> Do this
Copy only this range: the line with "Read this page and output its text content." through the final line of the material, inclusive at both ends.

> Listed entries
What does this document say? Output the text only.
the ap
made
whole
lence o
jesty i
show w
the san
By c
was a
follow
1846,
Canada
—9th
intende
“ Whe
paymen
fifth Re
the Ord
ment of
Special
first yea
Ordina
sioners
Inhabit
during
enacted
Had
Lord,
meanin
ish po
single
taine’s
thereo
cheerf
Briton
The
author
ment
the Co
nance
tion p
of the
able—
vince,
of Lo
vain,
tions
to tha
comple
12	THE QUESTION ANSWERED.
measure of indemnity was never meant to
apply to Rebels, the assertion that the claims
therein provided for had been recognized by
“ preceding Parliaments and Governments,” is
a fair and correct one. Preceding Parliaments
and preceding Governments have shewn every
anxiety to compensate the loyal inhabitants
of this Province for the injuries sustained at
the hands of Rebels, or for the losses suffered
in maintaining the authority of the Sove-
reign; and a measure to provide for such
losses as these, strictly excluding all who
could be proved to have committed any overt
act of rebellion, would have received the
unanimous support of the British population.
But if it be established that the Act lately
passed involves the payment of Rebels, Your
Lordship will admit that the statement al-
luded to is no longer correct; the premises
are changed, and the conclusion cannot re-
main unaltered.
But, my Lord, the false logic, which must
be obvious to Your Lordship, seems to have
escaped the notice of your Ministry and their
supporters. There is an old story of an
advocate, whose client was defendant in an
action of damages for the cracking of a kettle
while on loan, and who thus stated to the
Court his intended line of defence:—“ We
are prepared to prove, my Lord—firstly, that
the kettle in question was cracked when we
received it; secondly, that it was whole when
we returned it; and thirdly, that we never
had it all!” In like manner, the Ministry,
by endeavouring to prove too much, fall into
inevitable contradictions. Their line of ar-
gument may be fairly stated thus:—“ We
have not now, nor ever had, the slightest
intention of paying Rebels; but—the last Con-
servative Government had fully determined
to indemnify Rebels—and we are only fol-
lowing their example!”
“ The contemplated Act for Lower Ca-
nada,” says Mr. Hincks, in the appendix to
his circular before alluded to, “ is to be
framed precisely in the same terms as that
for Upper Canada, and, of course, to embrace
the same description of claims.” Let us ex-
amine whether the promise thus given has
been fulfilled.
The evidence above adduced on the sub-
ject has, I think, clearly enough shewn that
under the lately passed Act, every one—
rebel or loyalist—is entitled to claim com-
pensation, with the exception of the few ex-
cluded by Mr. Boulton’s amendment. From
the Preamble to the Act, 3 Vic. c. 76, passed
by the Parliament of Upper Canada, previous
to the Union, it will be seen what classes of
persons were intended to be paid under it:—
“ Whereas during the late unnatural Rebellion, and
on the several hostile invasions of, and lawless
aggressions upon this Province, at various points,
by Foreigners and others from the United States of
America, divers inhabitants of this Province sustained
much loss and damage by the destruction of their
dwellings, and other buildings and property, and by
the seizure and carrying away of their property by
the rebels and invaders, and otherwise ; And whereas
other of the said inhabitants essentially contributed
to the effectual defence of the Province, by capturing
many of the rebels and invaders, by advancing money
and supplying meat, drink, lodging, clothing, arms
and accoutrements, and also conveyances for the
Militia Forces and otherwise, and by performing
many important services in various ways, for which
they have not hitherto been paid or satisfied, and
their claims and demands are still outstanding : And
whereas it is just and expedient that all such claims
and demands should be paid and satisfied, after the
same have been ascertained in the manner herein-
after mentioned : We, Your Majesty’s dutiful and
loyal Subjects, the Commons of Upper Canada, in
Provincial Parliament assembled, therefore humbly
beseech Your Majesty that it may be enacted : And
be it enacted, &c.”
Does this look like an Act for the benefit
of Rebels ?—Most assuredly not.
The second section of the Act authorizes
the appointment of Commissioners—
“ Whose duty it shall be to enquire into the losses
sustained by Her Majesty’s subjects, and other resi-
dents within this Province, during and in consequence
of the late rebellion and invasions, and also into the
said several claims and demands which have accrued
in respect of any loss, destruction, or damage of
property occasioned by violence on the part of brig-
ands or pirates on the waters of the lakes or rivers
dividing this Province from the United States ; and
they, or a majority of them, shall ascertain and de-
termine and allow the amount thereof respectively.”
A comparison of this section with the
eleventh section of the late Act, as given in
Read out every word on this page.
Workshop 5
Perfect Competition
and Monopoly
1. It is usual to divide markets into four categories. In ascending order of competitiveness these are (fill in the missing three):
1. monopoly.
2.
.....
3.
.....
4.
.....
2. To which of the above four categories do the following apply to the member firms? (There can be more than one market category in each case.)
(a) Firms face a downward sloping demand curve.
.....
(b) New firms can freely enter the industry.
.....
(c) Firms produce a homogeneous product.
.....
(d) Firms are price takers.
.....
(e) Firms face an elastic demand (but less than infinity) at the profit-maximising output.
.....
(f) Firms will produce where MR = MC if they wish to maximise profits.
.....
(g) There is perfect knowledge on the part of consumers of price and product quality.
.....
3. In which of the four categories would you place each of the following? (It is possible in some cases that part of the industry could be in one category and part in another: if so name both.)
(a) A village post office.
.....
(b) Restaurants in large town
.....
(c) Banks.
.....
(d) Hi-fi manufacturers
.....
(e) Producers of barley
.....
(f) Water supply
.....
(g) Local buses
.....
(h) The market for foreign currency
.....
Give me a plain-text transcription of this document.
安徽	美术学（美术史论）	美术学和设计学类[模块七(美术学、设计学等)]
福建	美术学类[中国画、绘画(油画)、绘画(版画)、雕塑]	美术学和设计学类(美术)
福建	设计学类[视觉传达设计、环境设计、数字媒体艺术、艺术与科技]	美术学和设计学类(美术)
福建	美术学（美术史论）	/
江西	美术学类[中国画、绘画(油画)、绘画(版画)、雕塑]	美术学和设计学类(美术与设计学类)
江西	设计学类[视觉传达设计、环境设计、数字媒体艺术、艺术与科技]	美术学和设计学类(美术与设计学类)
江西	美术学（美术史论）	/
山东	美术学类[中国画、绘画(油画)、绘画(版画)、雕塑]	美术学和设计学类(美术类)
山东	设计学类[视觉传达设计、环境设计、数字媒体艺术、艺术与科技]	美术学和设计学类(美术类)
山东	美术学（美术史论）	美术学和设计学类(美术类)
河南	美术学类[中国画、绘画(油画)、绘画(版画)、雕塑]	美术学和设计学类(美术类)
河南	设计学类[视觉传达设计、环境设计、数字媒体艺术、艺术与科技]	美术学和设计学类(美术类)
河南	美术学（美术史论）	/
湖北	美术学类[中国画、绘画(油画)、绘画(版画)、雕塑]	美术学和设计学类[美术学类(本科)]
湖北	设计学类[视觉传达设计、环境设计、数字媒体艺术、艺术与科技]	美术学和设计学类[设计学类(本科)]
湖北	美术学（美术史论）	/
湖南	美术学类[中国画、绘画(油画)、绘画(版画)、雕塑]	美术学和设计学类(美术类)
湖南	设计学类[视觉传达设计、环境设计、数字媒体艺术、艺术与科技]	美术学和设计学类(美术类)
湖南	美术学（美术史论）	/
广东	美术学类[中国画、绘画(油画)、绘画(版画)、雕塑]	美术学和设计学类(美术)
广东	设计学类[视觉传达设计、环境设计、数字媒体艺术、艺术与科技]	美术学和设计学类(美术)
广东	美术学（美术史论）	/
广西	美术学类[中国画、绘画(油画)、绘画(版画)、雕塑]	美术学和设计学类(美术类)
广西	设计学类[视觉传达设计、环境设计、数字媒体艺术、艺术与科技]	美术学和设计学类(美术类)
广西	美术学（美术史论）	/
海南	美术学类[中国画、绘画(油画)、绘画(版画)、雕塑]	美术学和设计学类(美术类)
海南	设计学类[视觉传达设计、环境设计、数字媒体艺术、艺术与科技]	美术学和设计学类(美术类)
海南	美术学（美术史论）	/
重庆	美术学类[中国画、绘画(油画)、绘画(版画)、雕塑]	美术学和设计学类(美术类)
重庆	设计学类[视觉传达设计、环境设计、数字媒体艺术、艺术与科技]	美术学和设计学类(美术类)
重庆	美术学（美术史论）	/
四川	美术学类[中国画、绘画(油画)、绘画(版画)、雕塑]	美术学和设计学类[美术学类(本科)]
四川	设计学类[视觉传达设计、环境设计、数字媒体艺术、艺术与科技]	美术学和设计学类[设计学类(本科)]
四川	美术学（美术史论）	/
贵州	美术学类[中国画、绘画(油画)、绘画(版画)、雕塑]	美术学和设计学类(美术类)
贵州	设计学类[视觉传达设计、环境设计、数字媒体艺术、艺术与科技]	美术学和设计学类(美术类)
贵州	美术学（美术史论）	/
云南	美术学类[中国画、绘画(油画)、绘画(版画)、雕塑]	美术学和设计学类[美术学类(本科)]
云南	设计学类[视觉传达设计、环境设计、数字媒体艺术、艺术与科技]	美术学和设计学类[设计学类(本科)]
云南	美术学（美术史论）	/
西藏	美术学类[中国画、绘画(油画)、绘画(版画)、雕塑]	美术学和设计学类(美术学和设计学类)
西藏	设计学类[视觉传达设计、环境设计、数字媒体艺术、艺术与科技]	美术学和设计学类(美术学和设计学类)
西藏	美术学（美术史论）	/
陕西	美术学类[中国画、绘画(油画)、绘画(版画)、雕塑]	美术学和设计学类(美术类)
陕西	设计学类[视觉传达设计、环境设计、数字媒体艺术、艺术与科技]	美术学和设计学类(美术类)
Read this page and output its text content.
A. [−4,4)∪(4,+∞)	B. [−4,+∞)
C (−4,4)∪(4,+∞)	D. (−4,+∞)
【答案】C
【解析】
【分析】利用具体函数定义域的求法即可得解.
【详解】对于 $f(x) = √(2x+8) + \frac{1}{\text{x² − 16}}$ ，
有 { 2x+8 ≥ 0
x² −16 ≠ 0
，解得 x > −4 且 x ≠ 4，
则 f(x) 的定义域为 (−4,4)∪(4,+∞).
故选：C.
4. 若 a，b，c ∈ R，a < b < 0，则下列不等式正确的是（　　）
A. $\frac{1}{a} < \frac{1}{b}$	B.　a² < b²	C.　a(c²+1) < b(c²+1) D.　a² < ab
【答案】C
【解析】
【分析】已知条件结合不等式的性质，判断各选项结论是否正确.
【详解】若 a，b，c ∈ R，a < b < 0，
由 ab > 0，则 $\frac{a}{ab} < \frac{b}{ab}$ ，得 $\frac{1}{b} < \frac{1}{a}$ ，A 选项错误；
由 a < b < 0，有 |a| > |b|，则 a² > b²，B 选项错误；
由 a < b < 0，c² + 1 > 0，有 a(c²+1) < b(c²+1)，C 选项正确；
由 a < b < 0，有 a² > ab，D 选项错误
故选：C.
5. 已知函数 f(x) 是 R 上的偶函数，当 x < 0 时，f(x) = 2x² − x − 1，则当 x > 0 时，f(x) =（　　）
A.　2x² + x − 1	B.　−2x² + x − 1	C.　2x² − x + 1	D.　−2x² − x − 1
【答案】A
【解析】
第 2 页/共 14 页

> Exercise output
Read this page and output its text content.
A. [−4,4)∪(4,+∞)	B. [−4,+∞)
C (−4,4)∪(4,+∞)	D. (−4,+∞)
【答案】C
【解析】
【分析】利用具体函数定义域的求法即可得解.
【详解】对于 $f(x) = √(2x+8) + \frac{1}{\text{x² − 16}}$ ，
有 { 2x+8 ≥ 0
x² −16 ≠ 0
，解得 x > −4 且 x ≠ 4，
则 f(x) 的定义域为 (−4,4)∪(4,+∞).
故选：C.
4. 若 a，b，c ∈ R，a < b < 0，则下列不等式正确的是（　　）
A. $\frac{1}{a} < \frac{1}{b}$	B.　a² < b²	C.　a(c²+1) < b(c²+1) D.　a² < ab
【答案】C
【解析】
【分析】已知条件结合不等式的性质，判断各选项结论是否正确.
【详解】若 a，b，c ∈ R，a < b < 0，
由 ab > 0，则 $\frac{a}{ab} < \frac{b}{ab}$ ，得 $\frac{1}{b} < \frac{1}{a}$ ，A 选项错误；
由 a < b < 0，有 |a| > |b|，则 a² > b²，B 选项错误；
由 a < b < 0，c² + 1 > 0，有 a(c²+1) < b(c²+1)，C 选项正确；
由 a < b < 0，有 a² > ab，D 选项错误
故选：C.
5. 已知函数 f(x) 是 R 上的偶函数，当 x < 0 时，f(x) = 2x² − x − 1，则当 x > 0 时，f(x) =（　　）
A.　2x² + x − 1	B.　−2x² + x − 1	C.　2x² − x + 1	D.　−2x² − x − 1
【答案】A
【解析】
第 2 页/共 14 页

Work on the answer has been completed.